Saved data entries
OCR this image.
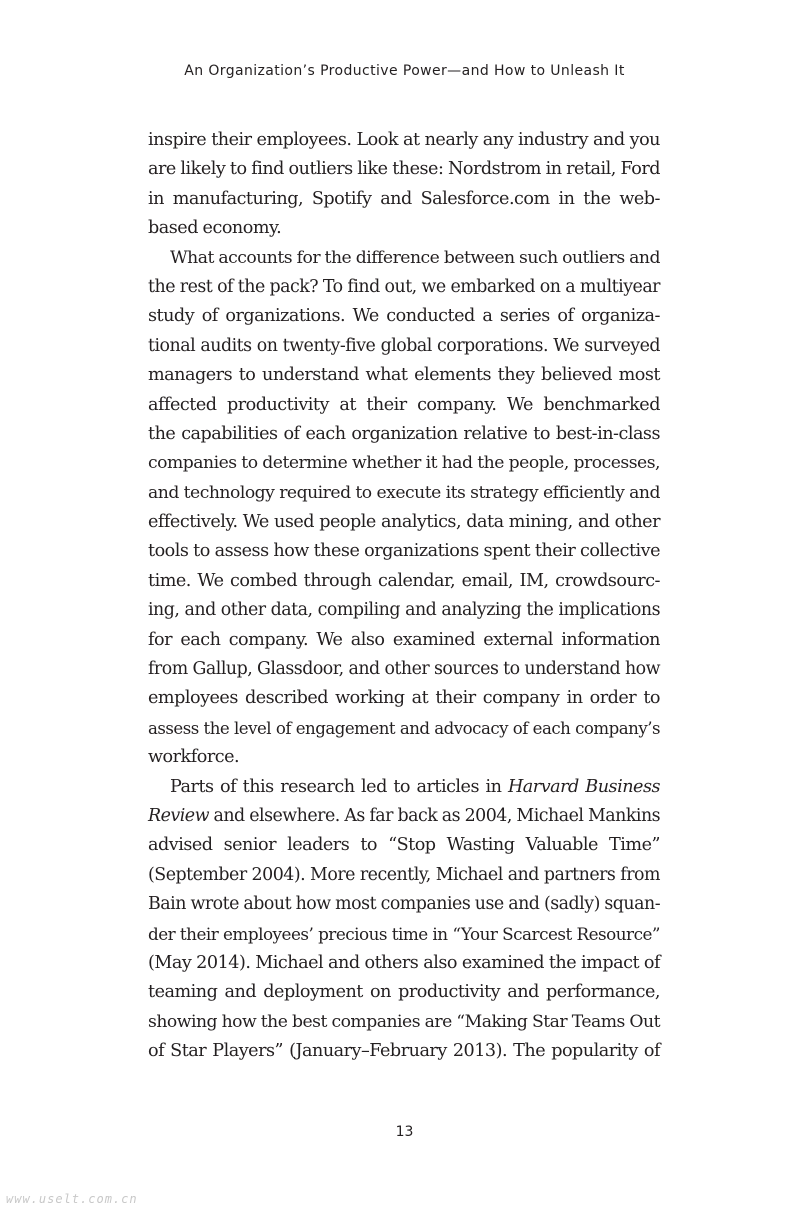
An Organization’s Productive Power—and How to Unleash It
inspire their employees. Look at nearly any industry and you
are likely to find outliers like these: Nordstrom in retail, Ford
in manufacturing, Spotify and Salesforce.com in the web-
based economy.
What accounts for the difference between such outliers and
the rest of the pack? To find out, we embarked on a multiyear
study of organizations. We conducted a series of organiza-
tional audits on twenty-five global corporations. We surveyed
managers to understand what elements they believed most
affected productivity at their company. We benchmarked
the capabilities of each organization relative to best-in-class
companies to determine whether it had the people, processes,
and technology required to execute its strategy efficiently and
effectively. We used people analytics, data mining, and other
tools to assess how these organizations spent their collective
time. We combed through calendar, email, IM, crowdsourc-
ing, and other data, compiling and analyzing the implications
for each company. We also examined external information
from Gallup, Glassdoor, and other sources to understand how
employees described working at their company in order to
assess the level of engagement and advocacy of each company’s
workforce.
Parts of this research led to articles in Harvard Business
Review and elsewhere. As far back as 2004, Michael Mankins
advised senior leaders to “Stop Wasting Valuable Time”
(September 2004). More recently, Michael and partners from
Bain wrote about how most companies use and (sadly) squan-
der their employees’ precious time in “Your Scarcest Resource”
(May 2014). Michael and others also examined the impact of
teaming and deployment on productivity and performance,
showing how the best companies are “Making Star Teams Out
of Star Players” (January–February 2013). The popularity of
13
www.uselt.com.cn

---

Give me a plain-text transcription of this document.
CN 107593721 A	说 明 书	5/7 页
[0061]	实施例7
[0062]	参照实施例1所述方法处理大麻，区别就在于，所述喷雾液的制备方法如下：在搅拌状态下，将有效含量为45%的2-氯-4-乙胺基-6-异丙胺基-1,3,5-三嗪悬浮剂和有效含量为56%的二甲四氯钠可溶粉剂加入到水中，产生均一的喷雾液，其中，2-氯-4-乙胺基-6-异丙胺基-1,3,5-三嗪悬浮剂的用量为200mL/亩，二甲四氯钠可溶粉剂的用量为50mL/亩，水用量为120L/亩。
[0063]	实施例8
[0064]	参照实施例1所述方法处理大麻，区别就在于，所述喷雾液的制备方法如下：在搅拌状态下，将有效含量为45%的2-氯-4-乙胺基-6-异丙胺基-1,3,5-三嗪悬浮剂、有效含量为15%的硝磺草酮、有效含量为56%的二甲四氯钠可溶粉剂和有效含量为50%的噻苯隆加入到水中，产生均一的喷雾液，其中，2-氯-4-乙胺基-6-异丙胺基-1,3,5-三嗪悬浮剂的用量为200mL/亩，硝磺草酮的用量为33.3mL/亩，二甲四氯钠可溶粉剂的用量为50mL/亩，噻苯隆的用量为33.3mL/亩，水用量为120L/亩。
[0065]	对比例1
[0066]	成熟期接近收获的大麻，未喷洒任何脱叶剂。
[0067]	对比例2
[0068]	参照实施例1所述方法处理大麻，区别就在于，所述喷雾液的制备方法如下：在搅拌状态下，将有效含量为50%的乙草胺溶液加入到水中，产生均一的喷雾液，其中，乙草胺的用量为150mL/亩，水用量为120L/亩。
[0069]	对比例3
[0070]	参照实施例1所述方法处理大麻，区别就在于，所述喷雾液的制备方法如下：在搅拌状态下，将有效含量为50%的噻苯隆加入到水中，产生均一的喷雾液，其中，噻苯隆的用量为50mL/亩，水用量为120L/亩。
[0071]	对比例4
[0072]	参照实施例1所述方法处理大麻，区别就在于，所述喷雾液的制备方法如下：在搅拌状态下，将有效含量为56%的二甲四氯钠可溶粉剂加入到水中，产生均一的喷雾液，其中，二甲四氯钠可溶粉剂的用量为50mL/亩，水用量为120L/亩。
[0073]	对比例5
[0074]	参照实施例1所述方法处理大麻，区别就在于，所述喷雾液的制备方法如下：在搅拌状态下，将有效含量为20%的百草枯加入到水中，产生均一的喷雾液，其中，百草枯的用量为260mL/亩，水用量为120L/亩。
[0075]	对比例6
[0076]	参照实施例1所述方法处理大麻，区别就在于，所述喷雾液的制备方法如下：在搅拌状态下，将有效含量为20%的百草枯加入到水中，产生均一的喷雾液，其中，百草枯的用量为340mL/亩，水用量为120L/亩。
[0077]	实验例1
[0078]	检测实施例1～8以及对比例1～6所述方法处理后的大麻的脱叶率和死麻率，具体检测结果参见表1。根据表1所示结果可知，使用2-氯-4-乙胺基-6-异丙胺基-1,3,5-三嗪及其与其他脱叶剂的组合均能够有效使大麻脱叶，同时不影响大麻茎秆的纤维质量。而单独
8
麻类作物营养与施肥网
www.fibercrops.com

▶ WHAT THE TASK ASKS:
Pick each line holding the word "also" out of the data and copy it.

▶ OUTPUT BELOW:
for each company. We also examined external information
(May 2014). Michael and others also examined the impact of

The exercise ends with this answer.